━━ Given records

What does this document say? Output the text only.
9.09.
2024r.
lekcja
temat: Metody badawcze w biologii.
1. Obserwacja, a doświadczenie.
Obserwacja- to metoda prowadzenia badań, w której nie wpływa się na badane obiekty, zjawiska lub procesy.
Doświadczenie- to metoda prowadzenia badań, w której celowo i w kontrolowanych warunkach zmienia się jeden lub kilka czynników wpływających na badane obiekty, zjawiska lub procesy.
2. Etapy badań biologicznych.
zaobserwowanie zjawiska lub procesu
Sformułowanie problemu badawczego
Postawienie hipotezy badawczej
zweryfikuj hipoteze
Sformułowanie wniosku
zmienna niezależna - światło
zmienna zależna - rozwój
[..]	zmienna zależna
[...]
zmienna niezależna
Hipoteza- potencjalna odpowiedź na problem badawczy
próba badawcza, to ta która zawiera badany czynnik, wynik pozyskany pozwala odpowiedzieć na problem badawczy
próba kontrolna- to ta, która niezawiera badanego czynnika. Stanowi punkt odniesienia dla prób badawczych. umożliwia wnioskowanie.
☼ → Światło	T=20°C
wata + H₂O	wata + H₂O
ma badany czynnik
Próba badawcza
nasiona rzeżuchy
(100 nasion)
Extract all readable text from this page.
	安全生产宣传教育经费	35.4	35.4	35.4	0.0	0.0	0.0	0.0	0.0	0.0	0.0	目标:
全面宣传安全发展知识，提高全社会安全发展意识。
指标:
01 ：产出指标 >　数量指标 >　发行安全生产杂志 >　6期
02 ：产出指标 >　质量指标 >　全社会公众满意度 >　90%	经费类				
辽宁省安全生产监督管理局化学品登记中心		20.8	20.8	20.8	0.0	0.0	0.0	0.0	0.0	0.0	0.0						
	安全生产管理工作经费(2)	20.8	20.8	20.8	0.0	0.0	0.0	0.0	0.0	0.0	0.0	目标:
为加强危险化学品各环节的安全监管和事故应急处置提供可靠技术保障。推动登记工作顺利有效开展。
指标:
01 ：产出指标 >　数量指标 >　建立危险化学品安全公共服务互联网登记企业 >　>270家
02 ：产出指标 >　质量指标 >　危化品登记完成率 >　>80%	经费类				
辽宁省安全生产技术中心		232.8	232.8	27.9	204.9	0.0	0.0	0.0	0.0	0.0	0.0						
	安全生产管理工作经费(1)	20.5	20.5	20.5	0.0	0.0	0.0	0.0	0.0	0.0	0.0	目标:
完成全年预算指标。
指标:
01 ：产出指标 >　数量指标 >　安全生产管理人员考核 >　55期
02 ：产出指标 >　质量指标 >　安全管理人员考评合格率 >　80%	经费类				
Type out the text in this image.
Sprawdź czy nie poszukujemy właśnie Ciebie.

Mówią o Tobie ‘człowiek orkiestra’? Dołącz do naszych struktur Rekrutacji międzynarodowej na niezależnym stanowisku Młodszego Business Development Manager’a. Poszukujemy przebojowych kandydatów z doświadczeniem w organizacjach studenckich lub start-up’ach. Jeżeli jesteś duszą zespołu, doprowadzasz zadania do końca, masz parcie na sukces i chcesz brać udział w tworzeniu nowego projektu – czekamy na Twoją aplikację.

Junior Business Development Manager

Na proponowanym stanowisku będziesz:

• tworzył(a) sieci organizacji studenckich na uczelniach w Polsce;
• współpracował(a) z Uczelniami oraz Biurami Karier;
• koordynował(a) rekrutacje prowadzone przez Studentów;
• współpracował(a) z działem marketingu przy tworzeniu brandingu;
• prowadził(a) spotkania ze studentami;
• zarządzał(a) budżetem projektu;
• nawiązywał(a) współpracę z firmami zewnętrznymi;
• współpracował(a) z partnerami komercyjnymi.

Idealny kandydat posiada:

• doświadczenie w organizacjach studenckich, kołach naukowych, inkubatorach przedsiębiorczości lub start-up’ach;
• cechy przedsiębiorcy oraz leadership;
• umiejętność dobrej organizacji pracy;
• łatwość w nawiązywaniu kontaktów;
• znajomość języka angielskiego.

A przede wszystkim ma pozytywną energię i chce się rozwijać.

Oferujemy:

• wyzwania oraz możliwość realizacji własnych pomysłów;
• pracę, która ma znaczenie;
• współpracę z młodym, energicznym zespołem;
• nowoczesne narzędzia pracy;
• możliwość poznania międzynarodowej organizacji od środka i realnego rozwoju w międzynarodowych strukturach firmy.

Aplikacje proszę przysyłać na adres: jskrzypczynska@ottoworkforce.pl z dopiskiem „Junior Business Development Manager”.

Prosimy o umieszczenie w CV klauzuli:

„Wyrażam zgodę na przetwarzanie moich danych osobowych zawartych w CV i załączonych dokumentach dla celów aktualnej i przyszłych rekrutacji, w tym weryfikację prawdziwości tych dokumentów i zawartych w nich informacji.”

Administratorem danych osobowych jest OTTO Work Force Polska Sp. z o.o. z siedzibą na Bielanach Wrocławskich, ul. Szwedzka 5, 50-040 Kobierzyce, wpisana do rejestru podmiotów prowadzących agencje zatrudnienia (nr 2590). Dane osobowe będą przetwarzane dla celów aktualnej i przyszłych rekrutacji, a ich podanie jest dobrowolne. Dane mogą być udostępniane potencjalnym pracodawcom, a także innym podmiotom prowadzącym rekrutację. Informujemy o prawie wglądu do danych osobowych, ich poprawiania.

━━━━

## Directive:
Copy each record from above without leaving any out.

## Solution to this exercise:
What does this document say? Output the text only.
9.09.
2024r.
lekcja
temat: Metody badawcze w biologii.
1. Obserwacja, a doświadczenie.
Obserwacja- to metoda prowadzenia badań, w której nie wpływa się na badane obiekty, zjawiska lub procesy.
Doświadczenie- to metoda prowadzenia badań, w której celowo i w kontrolowanych warunkach zmienia się jeden lub kilka czynników wpływających na badane obiekty, zjawiska lub procesy.
2. Etapy badań biologicznych.
zaobserwowanie zjawiska lub procesu
Sformułowanie problemu badawczego
Postawienie hipotezy badawczej
zweryfikuj hipoteze
Sformułowanie wniosku
zmienna niezależna - światło
zmienna zależna - rozwój
[..]	zmienna zależna
[...]
zmienna niezależna
Hipoteza- potencjalna odpowiedź na problem badawczy
próba badawcza, to ta która zawiera badany czynnik, wynik pozyskany pozwala odpowiedzieć na problem badawczy
próba kontrolna- to ta, która niezawiera badanego czynnika. Stanowi punkt odniesienia dla prób badawczych. umożliwia wnioskowanie.
☼ → Światło	T=20°C
wata + H₂O	wata + H₂O
ma badany czynnik
Próba badawcza
nasiona rzeżuchy
(100 nasion)
Extract all readable text from this page.
	安全生产宣传教育经费	35.4	35.4	35.4	0.0	0.0	0.0	0.0	0.0	0.0	0.0	目标:
全面宣传安全发展知识，提高全社会安全发展意识。
指标:
01 ：产出指标 >　数量指标 >　发行安全生产杂志 >　6期
02 ：产出指标 >　质量指标 >　全社会公众满意度 >　90%	经费类				
辽宁省安全生产监督管理局化学品登记中心		20.8	20.8	20.8	0.0	0.0	0.0	0.0	0.0	0.0	0.0						
	安全生产管理工作经费(2)	20.8	20.8	20.8	0.0	0.0	0.0	0.0	0.0	0.0	0.0	目标:
为加强危险化学品各环节的安全监管和事故应急处置提供可靠技术保障。推动登记工作顺利有效开展。
指标:
01 ：产出指标 >　数量指标 >　建立危险化学品安全公共服务互联网登记企业 >　>270家
02 ：产出指标 >　质量指标 >　危化品登记完成率 >　>80%	经费类				
辽宁省安全生产技术中心		232.8	232.8	27.9	204.9	0.0	0.0	0.0	0.0	0.0	0.0						
	安全生产管理工作经费(1)	20.5	20.5	20.5	0.0	0.0	0.0	0.0	0.0	0.0	0.0	目标:
完成全年预算指标。
指标:
01 ：产出指标 >　数量指标 >　安全生产管理人员考核 >　55期
02 ：产出指标 >　质量指标 >　安全管理人员考评合格率 >　80%	经费类				
Type out the text in this image.
Sprawdź czy nie poszukujemy właśnie Ciebie.

Mówią o Tobie ‘człowiek orkiestra’? Dołącz do naszych struktur Rekrutacji międzynarodowej na niezależnym stanowisku Młodszego Business Development Manager’a. Poszukujemy przebojowych kandydatów z doświadczeniem w organizacjach studenckich lub start-up’ach. Jeżeli jesteś duszą zespołu, doprowadzasz zadania do końca, masz parcie na sukces i chcesz brać udział w tworzeniu nowego projektu – czekamy na Twoją aplikację.

Junior Business Development Manager

Na proponowanym stanowisku będziesz:

• tworzył(a) sieci organizacji studenckich na uczelniach w Polsce;
• współpracował(a) z Uczelniami oraz Biurami Karier;
• koordynował(a) rekrutacje prowadzone przez Studentów;
• współpracował(a) z działem marketingu przy tworzeniu brandingu;
• prowadził(a) spotkania ze studentami;
• zarządzał(a) budżetem projektu;
• nawiązywał(a) współpracę z firmami zewnętrznymi;
• współpracował(a) z partnerami komercyjnymi.

Idealny kandydat posiada:

• doświadczenie w organizacjach studenckich, kołach naukowych, inkubatorach przedsiębiorczości lub start-up’ach;
• cechy przedsiębiorcy oraz leadership;
• umiejętność dobrej organizacji pracy;
• łatwość w nawiązywaniu kontaktów;
• znajomość języka angielskiego.

A przede wszystkim ma pozytywną energię i chce się rozwijać.

Oferujemy:

• wyzwania oraz możliwość realizacji własnych pomysłów;
• pracę, która ma znaczenie;
• współpracę z młodym, energicznym zespołem;
• nowoczesne narzędzia pracy;
• możliwość poznania międzynarodowej organizacji od środka i realnego rozwoju w międzynarodowych strukturach firmy.

Aplikacje proszę przysyłać na adres: jskrzypczynska@ottoworkforce.pl z dopiskiem „Junior Business Development Manager”.

Prosimy o umieszczenie w CV klauzuli:

„Wyrażam zgodę na przetwarzanie moich danych osobowych zawartych w CV i załączonych dokumentach dla celów aktualnej i przyszłych rekrutacji, w tym weryfikację prawdziwości tych dokumentów i zawartych w nich informacji.”

Administratorem danych osobowych jest OTTO Work Force Polska Sp. z o.o. z siedzibą na Bielanach Wrocławskich, ul. Szwedzka 5, 50-040 Kobierzyce, wpisana do rejestru podmiotów prowadzących agencje zatrudnienia (nr 2590). Dane osobowe będą przetwarzane dla celów aktualnej i przyszłych rekrutacji, a ich podanie jest dobrowolne. Dane mogą być udostępniane potencjalnym pracodawcom, a także innym podmiotom prowadzącym rekrutację. Informujemy o prawie wglądu do danych osobowych, ich poprawiania.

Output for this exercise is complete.